Exercise prompt: How many of the lines below hold the word "Hermagoræ"? Answer only with the number.

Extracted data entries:
begin

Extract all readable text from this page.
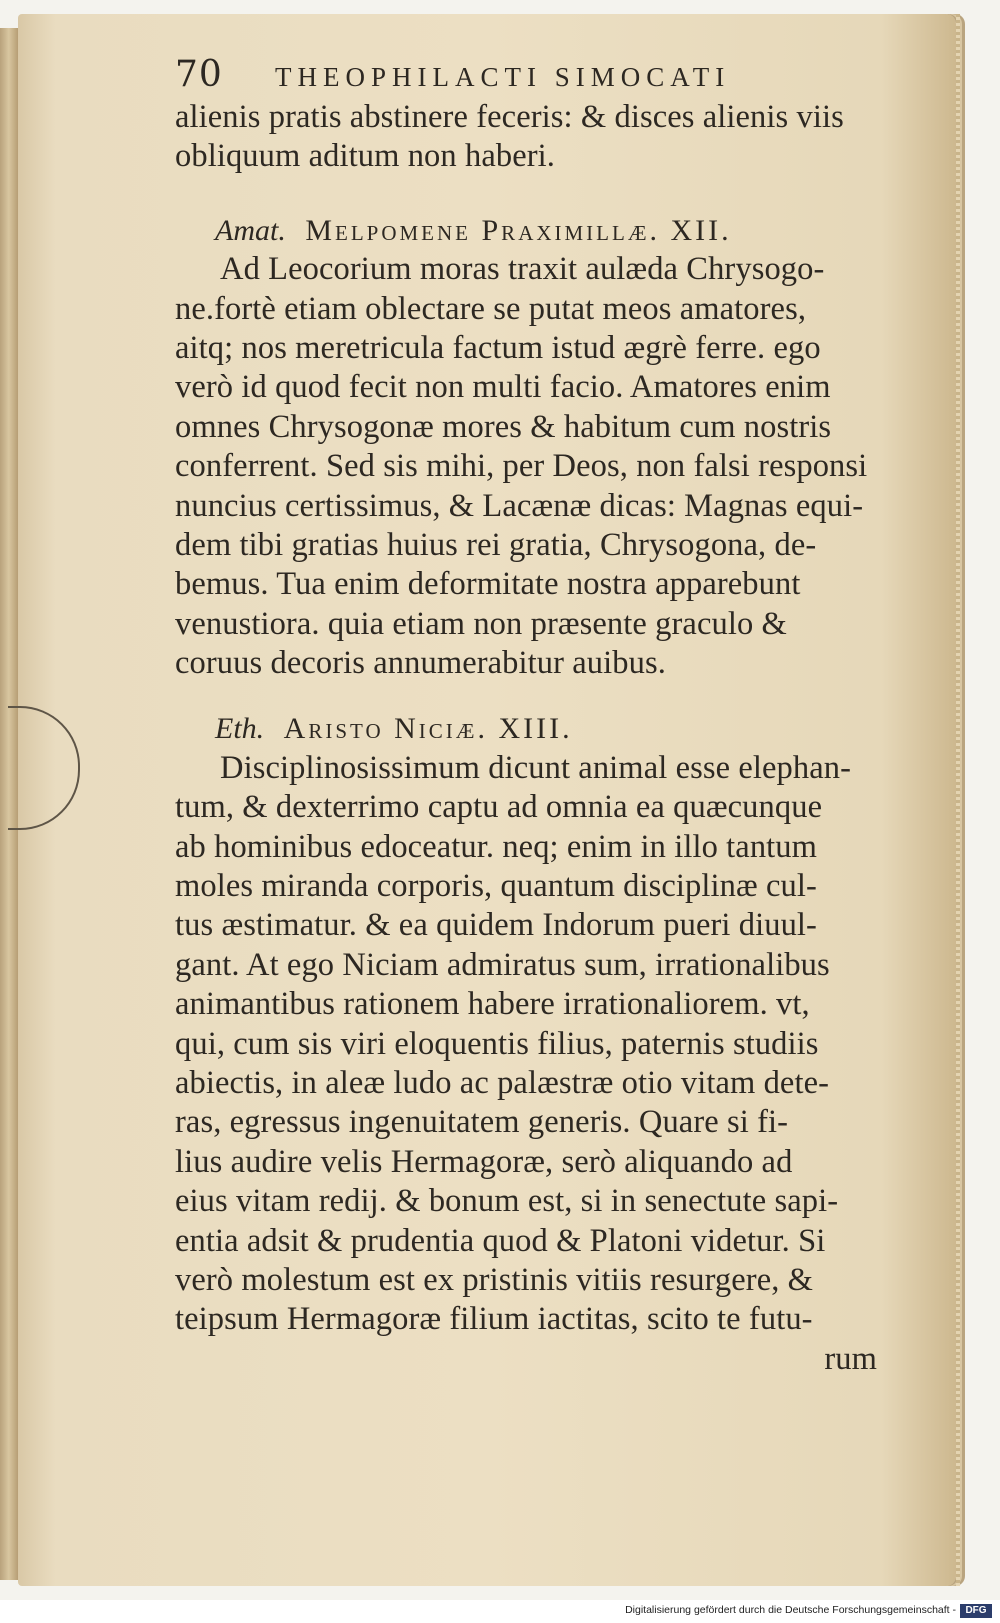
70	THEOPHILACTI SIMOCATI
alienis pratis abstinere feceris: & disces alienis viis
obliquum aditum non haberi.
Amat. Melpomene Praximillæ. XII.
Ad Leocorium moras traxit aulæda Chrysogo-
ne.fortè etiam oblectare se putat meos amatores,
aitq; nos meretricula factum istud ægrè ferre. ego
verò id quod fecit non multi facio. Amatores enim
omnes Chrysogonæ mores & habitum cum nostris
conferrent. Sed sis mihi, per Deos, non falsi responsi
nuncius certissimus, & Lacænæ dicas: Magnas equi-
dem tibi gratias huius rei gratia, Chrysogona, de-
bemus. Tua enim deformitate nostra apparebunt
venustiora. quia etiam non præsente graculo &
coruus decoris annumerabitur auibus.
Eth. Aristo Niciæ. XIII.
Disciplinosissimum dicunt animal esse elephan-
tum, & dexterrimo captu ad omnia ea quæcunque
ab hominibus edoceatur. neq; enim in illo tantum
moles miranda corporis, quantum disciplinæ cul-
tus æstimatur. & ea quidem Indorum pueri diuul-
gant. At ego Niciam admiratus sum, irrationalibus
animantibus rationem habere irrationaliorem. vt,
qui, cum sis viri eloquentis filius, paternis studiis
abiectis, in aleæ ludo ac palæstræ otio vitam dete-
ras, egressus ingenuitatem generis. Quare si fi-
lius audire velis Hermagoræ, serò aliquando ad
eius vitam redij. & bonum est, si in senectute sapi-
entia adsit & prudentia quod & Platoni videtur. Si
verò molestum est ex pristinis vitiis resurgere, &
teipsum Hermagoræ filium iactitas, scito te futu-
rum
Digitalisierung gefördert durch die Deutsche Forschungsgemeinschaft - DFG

end

Exercise solution: 2